TASK STATEMENT:
Copy the material verbatim from its first line through the line containing "x-tick-label: Dec.: [381, 490, 404, 502]", including both of those lines.

DATA FOR THIS TASK:

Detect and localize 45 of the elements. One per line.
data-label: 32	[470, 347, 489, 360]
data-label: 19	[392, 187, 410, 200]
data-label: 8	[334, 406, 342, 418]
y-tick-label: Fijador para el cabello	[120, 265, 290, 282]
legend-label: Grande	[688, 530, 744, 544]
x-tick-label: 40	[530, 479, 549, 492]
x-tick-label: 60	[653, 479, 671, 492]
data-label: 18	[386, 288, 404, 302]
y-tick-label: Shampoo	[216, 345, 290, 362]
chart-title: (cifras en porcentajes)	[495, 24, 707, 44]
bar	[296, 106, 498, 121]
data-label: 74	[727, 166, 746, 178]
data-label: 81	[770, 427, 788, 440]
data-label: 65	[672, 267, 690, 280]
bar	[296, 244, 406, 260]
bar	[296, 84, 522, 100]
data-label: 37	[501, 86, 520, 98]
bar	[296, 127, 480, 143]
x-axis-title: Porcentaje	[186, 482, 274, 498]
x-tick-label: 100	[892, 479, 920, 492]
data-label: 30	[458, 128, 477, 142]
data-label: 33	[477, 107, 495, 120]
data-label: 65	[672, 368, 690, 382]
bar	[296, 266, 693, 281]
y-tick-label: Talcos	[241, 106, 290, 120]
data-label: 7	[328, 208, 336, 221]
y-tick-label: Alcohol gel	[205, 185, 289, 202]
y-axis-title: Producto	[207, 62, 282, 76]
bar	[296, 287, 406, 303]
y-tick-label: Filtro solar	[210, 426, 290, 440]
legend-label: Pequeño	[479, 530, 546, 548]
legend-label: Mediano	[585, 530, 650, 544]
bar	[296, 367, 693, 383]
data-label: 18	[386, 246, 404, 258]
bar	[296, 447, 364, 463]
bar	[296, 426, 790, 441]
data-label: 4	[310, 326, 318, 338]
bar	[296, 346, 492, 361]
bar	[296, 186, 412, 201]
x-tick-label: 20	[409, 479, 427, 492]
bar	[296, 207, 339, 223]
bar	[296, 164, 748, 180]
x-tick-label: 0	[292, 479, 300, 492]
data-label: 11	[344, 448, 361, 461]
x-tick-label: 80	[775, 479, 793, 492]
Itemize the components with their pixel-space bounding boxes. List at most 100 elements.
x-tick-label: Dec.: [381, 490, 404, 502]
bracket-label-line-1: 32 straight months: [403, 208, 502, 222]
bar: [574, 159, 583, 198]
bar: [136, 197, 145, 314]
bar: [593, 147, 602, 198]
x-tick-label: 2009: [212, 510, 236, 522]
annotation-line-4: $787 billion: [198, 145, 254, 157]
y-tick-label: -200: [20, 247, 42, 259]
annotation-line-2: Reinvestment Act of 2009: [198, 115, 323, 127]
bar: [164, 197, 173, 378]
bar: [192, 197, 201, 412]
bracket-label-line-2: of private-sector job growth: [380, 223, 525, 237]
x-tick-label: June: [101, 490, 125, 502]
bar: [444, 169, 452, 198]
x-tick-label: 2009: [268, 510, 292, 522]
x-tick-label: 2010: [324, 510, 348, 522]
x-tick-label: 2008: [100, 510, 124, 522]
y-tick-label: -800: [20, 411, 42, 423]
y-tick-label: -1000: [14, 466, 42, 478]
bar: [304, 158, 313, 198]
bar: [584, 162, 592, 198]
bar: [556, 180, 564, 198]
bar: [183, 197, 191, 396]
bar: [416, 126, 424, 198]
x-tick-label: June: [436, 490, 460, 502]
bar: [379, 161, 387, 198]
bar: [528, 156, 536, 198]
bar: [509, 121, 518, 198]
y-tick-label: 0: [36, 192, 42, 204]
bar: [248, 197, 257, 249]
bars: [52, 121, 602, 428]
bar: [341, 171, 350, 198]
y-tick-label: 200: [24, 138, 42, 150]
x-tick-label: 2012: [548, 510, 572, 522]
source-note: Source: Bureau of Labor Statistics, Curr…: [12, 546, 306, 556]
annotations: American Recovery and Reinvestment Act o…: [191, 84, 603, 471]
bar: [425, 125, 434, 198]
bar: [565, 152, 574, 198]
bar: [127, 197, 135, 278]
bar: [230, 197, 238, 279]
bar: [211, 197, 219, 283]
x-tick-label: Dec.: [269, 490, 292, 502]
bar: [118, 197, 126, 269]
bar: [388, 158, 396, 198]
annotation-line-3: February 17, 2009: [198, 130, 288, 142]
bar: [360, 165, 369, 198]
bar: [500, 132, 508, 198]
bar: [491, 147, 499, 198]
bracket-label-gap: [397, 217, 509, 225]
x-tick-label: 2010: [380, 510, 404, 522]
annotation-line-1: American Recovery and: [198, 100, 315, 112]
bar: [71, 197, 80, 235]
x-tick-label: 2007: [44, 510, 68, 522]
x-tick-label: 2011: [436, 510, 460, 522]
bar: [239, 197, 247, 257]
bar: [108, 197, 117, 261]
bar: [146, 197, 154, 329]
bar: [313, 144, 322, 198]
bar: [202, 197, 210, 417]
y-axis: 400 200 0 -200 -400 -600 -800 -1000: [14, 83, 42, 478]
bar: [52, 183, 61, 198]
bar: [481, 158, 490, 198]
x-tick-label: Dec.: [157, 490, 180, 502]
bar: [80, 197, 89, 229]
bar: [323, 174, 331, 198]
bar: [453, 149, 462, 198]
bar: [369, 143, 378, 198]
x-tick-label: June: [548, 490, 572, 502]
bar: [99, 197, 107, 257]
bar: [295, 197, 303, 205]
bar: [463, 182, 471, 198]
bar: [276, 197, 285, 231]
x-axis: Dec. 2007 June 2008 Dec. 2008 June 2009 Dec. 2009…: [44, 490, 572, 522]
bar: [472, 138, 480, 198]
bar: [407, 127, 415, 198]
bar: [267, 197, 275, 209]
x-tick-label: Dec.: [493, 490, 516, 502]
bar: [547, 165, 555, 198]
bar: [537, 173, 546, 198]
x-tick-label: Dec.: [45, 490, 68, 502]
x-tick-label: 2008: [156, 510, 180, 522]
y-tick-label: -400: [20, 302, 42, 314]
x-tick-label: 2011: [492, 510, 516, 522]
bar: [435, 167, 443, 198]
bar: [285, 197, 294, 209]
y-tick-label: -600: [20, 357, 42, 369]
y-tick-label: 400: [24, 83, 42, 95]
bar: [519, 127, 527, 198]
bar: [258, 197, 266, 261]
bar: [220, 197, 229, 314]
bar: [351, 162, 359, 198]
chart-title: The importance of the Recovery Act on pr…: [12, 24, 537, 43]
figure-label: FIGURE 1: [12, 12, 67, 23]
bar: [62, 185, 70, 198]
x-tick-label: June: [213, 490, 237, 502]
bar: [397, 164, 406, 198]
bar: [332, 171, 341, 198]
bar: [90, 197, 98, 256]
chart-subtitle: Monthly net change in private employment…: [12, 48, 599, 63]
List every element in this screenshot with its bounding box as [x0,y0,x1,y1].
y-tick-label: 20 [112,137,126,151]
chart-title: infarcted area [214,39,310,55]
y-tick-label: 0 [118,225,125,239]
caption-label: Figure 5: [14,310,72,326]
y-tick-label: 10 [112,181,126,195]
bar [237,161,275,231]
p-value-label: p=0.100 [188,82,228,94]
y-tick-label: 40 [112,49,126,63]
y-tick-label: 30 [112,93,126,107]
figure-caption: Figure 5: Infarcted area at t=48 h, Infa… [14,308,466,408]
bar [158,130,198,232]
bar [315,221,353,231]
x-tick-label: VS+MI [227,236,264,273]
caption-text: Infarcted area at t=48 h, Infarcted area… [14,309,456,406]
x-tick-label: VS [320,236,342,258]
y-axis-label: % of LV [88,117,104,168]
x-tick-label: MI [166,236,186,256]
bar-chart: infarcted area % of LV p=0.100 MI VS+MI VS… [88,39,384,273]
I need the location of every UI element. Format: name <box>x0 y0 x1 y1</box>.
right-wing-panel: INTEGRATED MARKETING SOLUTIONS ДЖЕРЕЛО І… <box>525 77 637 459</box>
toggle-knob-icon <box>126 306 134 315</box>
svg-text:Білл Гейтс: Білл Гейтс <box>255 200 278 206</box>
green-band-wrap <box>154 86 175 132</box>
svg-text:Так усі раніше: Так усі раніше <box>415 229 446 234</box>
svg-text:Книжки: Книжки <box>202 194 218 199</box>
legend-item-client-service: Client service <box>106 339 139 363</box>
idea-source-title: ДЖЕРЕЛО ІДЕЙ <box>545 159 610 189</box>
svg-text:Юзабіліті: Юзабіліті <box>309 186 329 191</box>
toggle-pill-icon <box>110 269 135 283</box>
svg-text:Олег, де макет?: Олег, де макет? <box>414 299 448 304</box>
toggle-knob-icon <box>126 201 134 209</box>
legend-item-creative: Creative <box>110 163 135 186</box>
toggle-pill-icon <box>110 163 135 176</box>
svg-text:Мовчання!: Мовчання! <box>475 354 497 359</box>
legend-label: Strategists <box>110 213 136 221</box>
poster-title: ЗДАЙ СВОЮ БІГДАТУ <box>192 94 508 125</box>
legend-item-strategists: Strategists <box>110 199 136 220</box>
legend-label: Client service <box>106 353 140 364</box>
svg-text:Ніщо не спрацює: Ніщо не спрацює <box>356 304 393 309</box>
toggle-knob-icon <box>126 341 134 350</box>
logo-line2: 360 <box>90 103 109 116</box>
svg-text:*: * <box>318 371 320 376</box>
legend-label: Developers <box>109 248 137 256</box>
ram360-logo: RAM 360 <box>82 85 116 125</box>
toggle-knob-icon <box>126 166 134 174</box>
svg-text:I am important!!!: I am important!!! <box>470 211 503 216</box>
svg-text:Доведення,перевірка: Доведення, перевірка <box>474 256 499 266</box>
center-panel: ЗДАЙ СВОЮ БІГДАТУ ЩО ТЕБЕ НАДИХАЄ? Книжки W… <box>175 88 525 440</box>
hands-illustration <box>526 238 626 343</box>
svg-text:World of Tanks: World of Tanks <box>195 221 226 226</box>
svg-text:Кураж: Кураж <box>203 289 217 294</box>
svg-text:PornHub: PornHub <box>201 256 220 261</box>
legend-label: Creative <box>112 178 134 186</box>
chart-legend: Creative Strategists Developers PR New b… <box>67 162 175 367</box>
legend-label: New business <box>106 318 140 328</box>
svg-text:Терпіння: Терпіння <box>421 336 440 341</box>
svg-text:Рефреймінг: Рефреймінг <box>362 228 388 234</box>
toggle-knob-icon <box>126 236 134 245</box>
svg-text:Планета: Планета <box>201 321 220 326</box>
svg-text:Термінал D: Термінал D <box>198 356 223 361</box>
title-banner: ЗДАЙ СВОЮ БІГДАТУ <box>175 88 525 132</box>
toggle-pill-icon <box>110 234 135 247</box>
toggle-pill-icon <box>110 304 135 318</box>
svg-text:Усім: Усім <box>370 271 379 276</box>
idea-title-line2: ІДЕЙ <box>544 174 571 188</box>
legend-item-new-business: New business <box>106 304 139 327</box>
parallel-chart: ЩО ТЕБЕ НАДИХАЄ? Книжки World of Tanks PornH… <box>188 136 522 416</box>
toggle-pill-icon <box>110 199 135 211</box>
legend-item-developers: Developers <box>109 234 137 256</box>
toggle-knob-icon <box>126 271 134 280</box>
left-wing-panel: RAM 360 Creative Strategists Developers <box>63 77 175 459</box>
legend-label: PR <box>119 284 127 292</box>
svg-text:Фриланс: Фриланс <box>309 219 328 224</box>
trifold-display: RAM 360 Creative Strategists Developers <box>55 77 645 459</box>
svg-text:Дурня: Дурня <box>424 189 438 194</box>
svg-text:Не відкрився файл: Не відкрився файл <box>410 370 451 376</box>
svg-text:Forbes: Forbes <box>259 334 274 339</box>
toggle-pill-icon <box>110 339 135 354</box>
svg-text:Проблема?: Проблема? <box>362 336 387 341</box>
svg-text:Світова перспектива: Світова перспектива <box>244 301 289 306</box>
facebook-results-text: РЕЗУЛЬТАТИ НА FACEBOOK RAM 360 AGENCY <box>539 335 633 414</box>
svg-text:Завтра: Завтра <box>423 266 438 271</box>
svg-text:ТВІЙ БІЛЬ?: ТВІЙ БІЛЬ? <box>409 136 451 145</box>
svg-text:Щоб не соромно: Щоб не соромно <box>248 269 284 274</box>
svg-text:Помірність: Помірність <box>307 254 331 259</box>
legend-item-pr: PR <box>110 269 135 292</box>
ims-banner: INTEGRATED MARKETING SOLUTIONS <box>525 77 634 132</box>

COMPLETED TASK:
Detect and localize 45 of the elements. One per line.
data-label: 32	[470, 347, 489, 360]
data-label: 19	[392, 187, 410, 200]
data-label: 8	[334, 406, 342, 418]
y-tick-label: Fijador para el cabello	[120, 265, 290, 282]
legend-label: Grande	[688, 530, 744, 544]
x-tick-label: 40	[530, 479, 549, 492]
x-tick-label: 60	[653, 479, 671, 492]
data-label: 18	[386, 288, 404, 302]
y-tick-label: Shampoo	[216, 345, 290, 362]
chart-title: (cifras en porcentajes)	[495, 24, 707, 44]
bar	[296, 106, 498, 121]
data-label: 74	[727, 166, 746, 178]
data-label: 81	[770, 427, 788, 440]
data-label: 65	[672, 267, 690, 280]
bar	[296, 244, 406, 260]
bar	[296, 84, 522, 100]
data-label: 37	[501, 86, 520, 98]
bar	[296, 127, 480, 143]
x-axis-title: Porcentaje	[186, 482, 274, 498]
x-tick-label: 100	[892, 479, 920, 492]
data-label: 30	[458, 128, 477, 142]
data-label: 33	[477, 107, 495, 120]
data-label: 65	[672, 368, 690, 382]
bar	[296, 266, 693, 281]
y-tick-label: Talcos	[241, 106, 290, 120]
data-label: 7	[328, 208, 336, 221]
y-tick-label: Alcohol gel	[205, 185, 289, 202]
y-axis-title: Producto	[207, 62, 282, 76]
bar	[296, 287, 406, 303]
y-tick-label: Filtro solar	[210, 426, 290, 440]
legend-label: Pequeño	[479, 530, 546, 548]
legend-label: Mediano	[585, 530, 650, 544]
bar	[296, 367, 693, 383]
data-label: 18	[386, 246, 404, 258]
bar	[296, 447, 364, 463]
bar	[296, 426, 790, 441]
data-label: 4	[310, 326, 318, 338]
bar	[296, 346, 492, 361]
bar	[296, 186, 412, 201]
x-tick-label: 20	[409, 479, 427, 492]
bar	[296, 207, 339, 223]
bar	[296, 164, 748, 180]
x-tick-label: 0	[292, 479, 300, 492]
data-label: 11	[344, 448, 361, 461]
x-tick-label: 80	[775, 479, 793, 492]
Itemize the components with their pixel-space bounding boxes. List at most 100 elements.
x-tick-label: Dec.: [381, 490, 404, 502]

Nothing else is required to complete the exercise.